■ Exercise instructions
Gather every line that includes the word "High", please.

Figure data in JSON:
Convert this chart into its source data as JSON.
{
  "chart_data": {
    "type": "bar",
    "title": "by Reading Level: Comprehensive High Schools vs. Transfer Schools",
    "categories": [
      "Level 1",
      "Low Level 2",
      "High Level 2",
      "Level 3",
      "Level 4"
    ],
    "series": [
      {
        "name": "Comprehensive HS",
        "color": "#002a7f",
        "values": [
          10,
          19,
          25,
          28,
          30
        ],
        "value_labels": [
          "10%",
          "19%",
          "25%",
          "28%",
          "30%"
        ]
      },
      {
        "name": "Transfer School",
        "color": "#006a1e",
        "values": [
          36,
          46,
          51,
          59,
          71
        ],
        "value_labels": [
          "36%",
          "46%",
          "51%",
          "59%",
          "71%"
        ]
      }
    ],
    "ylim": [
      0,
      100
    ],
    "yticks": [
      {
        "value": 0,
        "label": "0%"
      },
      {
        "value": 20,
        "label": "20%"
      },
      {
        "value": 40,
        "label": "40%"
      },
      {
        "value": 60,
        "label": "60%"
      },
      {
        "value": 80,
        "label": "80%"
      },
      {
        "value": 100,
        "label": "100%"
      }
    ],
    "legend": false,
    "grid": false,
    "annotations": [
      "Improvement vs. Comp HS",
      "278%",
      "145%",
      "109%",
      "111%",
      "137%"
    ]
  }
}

...

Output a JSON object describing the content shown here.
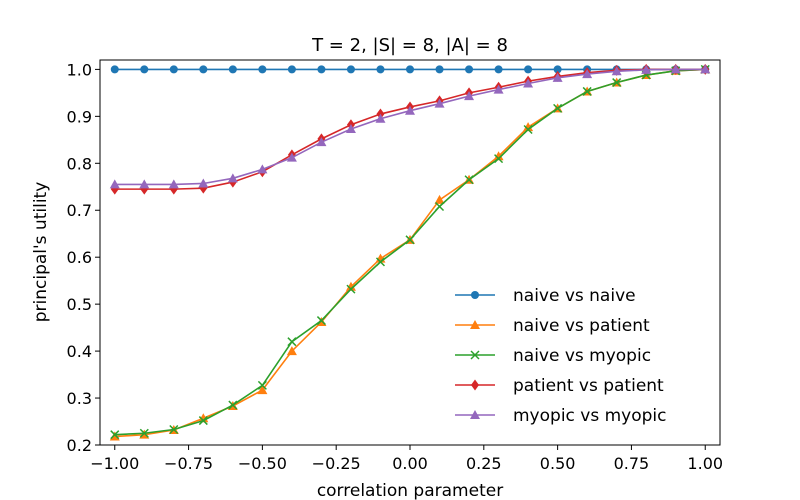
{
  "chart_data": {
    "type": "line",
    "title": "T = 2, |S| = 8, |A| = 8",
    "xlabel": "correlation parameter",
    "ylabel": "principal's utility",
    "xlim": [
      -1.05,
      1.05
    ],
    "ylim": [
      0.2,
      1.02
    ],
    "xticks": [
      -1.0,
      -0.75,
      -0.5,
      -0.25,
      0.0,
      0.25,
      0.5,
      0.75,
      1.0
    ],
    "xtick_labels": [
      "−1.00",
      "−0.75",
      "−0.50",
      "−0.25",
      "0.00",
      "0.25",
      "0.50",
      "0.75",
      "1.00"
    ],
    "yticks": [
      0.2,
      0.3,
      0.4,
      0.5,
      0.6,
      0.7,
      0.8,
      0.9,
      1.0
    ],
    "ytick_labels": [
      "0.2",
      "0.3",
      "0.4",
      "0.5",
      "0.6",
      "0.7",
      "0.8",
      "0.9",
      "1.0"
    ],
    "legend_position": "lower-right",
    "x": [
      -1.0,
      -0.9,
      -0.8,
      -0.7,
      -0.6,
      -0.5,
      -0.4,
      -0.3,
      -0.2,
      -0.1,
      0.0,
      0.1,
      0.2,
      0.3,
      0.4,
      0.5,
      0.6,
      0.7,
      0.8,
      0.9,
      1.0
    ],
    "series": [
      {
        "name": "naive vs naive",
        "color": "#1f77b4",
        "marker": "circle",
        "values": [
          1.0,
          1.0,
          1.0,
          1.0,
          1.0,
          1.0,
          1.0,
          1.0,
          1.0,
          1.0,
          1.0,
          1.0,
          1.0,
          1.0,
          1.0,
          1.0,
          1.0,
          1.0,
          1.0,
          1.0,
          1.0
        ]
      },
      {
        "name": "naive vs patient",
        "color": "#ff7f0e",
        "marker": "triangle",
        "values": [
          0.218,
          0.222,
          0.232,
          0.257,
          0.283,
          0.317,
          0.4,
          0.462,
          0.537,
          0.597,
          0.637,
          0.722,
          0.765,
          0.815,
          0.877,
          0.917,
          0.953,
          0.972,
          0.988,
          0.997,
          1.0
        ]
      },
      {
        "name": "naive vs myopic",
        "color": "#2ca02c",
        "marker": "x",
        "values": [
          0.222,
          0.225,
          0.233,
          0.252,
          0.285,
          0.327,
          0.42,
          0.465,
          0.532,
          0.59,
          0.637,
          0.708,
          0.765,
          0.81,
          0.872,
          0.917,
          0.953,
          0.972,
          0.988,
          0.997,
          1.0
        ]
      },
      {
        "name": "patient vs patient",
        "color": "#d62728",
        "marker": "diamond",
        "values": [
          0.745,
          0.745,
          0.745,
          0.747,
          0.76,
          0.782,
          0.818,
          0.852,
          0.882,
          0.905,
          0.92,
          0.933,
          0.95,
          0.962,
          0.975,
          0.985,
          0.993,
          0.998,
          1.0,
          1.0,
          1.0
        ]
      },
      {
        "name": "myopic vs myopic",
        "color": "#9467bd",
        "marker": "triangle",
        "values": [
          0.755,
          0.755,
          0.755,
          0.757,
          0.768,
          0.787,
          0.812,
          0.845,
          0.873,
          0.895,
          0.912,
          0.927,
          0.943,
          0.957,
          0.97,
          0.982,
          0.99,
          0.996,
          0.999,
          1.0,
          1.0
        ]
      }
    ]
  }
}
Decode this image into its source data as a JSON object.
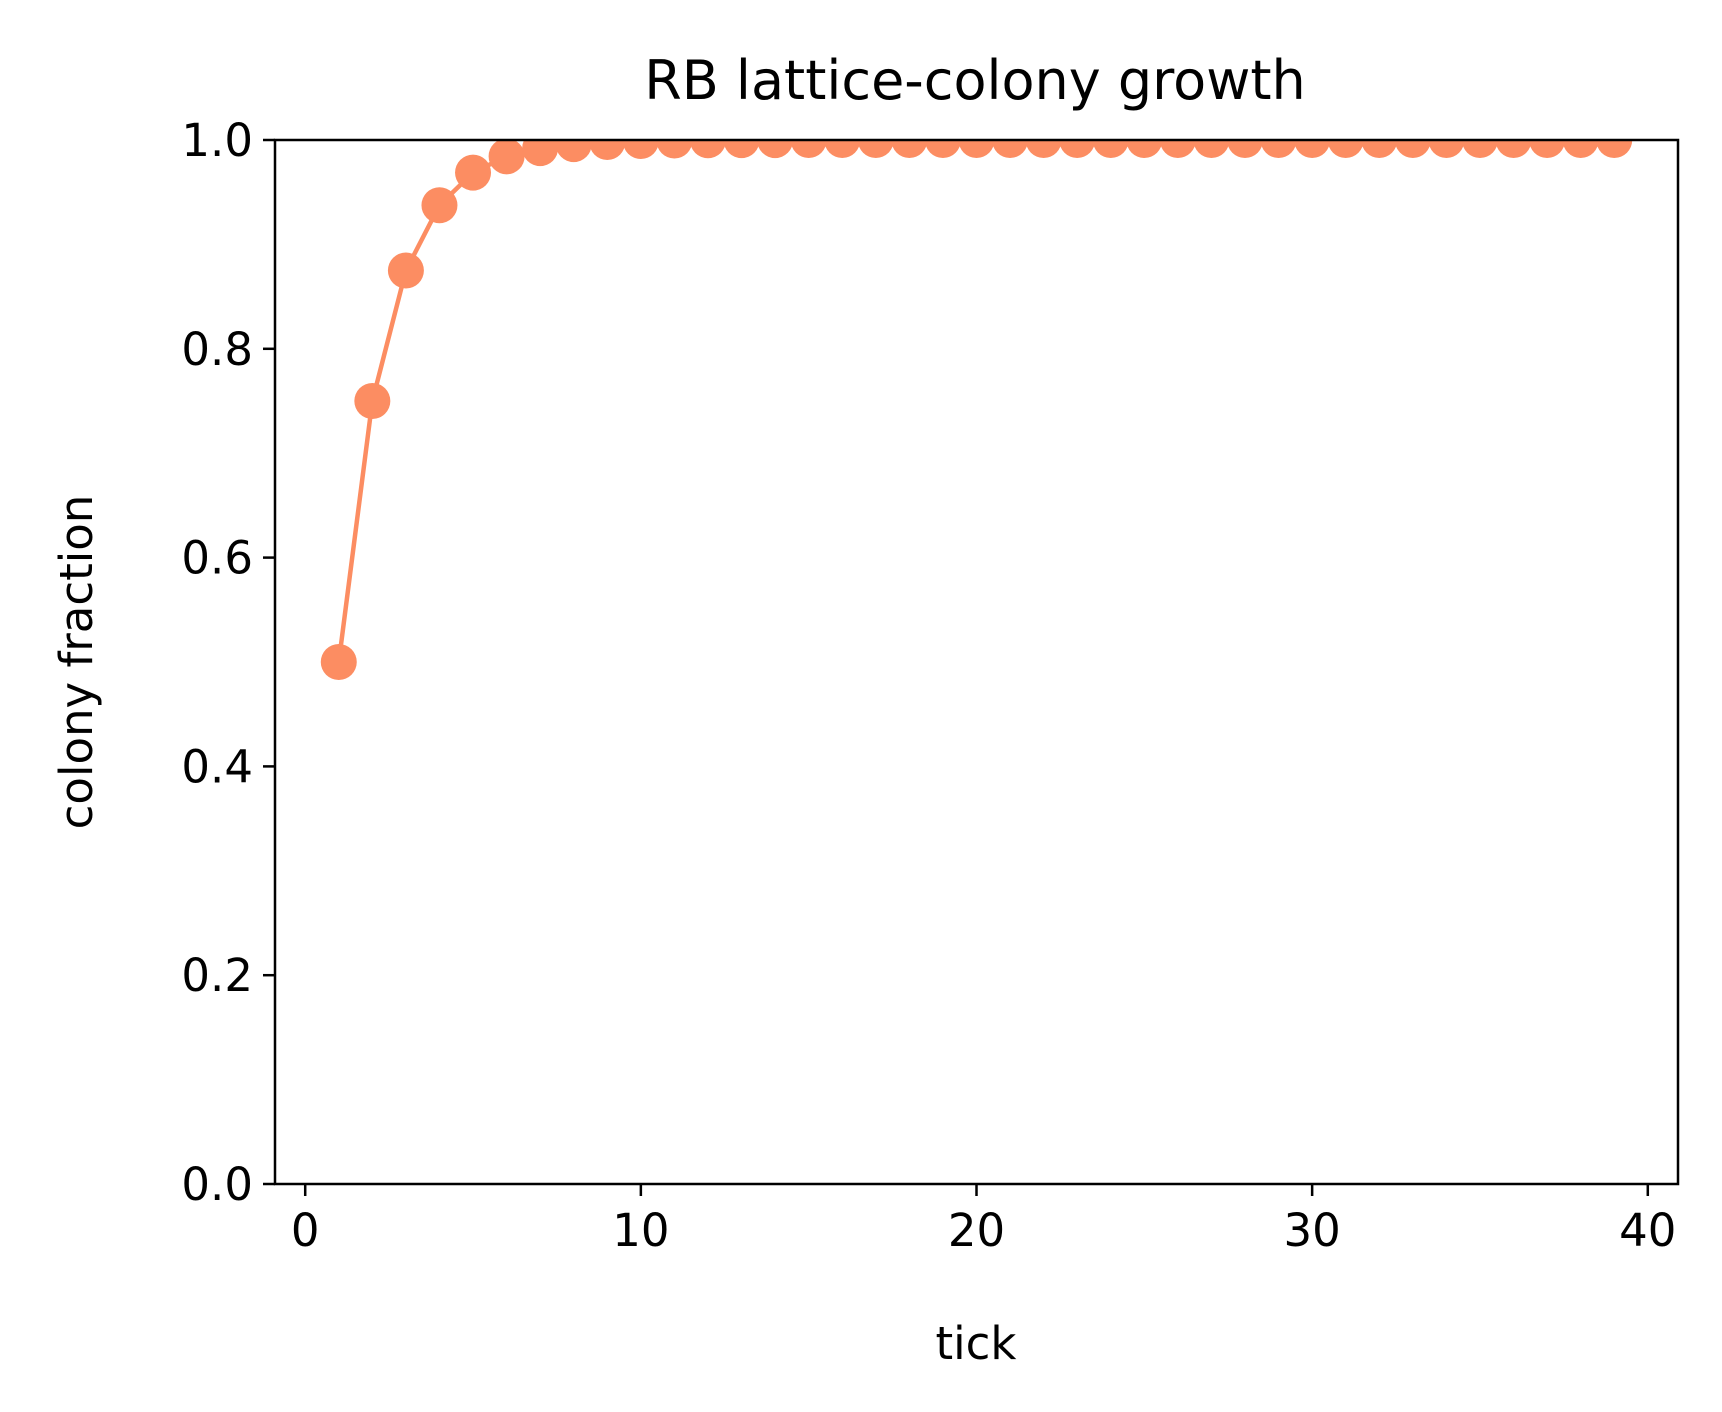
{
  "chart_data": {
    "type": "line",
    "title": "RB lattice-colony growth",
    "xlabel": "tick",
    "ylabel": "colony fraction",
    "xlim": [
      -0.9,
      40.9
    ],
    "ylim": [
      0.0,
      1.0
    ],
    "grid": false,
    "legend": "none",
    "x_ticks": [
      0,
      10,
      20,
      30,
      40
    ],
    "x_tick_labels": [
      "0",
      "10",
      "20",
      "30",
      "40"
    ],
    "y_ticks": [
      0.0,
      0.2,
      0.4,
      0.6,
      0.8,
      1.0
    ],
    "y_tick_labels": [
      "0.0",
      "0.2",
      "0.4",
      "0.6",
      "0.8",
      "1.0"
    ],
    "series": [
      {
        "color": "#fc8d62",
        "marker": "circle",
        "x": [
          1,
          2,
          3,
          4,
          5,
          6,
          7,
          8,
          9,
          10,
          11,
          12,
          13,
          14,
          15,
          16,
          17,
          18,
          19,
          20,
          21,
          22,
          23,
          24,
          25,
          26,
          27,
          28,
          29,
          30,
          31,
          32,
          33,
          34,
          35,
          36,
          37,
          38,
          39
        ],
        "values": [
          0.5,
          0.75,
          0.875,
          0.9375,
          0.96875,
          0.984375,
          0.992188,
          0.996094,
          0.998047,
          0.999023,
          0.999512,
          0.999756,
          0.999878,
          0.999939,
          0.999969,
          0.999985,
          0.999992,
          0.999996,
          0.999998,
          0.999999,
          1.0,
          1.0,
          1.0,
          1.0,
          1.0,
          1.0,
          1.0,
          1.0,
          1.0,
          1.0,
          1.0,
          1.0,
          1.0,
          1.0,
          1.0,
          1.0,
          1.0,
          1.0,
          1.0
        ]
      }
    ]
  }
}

■ Completed exercise
    "title": "by Reading Level: Comprehensive High Schools vs. Transfer Schools",
      "High Level 2",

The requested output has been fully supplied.